BEGIN STORED ROWS
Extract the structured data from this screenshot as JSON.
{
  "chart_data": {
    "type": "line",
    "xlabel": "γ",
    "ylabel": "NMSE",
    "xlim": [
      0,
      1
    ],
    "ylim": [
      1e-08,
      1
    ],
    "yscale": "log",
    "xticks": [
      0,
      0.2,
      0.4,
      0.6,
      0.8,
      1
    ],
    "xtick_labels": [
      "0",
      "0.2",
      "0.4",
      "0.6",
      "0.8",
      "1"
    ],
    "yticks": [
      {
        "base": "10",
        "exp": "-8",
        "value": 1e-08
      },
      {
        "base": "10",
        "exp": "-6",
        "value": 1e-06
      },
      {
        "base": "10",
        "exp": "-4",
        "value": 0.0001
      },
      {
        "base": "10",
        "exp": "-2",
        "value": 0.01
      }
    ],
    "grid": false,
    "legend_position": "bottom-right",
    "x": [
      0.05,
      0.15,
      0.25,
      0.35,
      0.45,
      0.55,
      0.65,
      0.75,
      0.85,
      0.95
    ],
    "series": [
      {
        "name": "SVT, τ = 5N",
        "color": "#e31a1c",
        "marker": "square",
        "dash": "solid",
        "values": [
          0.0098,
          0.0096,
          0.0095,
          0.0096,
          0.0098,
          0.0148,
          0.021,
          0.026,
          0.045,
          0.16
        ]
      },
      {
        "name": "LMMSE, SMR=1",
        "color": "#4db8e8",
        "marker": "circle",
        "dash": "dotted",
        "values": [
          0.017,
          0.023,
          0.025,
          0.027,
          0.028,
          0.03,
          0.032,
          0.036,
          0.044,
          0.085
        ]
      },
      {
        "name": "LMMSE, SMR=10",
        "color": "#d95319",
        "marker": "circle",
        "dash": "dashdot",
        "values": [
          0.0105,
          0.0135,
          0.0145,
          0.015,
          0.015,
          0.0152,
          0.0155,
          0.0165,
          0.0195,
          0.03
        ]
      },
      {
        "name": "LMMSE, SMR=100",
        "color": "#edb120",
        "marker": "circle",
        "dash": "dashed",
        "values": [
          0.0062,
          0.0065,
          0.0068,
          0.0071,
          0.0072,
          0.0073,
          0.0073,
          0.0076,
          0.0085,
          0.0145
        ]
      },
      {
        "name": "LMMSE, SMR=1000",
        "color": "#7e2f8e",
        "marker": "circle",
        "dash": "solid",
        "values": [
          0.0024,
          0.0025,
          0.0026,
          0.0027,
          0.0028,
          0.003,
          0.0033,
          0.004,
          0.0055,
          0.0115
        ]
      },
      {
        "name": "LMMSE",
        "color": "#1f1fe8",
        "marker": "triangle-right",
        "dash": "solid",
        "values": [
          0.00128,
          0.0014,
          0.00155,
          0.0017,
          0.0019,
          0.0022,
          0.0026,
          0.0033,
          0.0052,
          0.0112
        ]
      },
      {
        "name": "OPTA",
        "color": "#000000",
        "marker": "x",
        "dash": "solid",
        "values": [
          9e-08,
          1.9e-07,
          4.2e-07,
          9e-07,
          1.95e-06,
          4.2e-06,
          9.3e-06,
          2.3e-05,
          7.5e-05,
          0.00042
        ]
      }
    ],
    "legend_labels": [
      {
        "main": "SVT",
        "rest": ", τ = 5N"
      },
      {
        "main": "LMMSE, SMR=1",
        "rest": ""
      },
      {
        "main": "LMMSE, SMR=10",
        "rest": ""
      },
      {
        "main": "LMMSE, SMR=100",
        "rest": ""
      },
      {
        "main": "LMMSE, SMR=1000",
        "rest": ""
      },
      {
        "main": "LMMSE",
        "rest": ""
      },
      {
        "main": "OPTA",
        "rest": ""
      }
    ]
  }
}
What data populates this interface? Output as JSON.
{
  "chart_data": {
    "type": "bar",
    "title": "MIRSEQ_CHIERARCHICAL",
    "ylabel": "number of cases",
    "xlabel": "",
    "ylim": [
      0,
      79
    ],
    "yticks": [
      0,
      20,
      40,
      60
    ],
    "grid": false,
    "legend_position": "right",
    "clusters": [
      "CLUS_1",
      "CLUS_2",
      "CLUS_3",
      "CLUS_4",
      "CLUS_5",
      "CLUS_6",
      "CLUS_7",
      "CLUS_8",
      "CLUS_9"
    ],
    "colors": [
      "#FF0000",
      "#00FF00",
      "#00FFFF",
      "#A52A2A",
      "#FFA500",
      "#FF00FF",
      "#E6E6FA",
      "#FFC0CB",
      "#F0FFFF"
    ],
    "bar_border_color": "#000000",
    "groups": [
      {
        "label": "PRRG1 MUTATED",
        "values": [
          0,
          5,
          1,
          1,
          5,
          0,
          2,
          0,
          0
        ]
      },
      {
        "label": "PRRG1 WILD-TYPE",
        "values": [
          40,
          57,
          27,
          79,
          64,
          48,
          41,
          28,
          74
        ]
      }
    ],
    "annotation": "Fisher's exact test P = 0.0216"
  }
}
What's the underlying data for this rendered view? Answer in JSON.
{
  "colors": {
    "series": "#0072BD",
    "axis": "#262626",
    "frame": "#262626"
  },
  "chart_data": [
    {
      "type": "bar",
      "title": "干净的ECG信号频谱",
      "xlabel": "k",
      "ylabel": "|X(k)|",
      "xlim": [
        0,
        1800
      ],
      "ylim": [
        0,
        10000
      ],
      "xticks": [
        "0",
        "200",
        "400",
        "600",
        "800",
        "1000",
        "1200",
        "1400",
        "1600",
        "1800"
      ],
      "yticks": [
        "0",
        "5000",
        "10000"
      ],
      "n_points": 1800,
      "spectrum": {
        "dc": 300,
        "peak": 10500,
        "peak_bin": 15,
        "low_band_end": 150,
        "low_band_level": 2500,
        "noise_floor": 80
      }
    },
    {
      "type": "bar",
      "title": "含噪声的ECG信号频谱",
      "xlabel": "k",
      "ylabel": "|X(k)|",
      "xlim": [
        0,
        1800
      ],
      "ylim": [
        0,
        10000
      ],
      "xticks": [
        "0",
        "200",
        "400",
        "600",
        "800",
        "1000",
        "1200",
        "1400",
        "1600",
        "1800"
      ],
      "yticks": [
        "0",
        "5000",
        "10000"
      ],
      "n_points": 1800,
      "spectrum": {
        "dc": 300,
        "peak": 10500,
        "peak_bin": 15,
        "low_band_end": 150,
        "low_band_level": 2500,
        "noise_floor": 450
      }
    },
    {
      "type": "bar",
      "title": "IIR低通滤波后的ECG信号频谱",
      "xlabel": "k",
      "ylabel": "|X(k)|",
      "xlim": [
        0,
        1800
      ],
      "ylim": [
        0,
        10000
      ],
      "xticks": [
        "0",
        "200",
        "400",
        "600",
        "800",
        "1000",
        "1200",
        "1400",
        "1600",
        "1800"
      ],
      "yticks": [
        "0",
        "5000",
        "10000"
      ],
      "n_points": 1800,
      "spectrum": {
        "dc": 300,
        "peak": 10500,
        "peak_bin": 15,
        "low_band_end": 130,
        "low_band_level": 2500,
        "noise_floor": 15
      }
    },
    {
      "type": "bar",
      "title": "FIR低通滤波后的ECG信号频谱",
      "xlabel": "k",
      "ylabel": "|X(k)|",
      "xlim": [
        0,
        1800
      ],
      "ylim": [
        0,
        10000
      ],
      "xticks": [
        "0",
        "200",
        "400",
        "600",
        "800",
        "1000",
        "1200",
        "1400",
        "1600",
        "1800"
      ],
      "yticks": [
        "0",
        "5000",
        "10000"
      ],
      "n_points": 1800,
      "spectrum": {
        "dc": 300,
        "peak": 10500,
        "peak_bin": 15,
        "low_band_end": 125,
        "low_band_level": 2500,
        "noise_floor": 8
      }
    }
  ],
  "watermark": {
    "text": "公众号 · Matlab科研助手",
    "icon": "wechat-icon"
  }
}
END STORED ROWS
• EXERCISE: From the records above, pick out and copy each line holding the word "main".

• CORRECT RESULT:
        "main": "SVT",
        "main": "LMMSE, SMR=1",
        "main": "LMMSE, SMR=10",
        "main": "LMMSE, SMR=100",
        "main": "LMMSE, SMR=1000",
        "main": "LMMSE",
        "main": "OPTA",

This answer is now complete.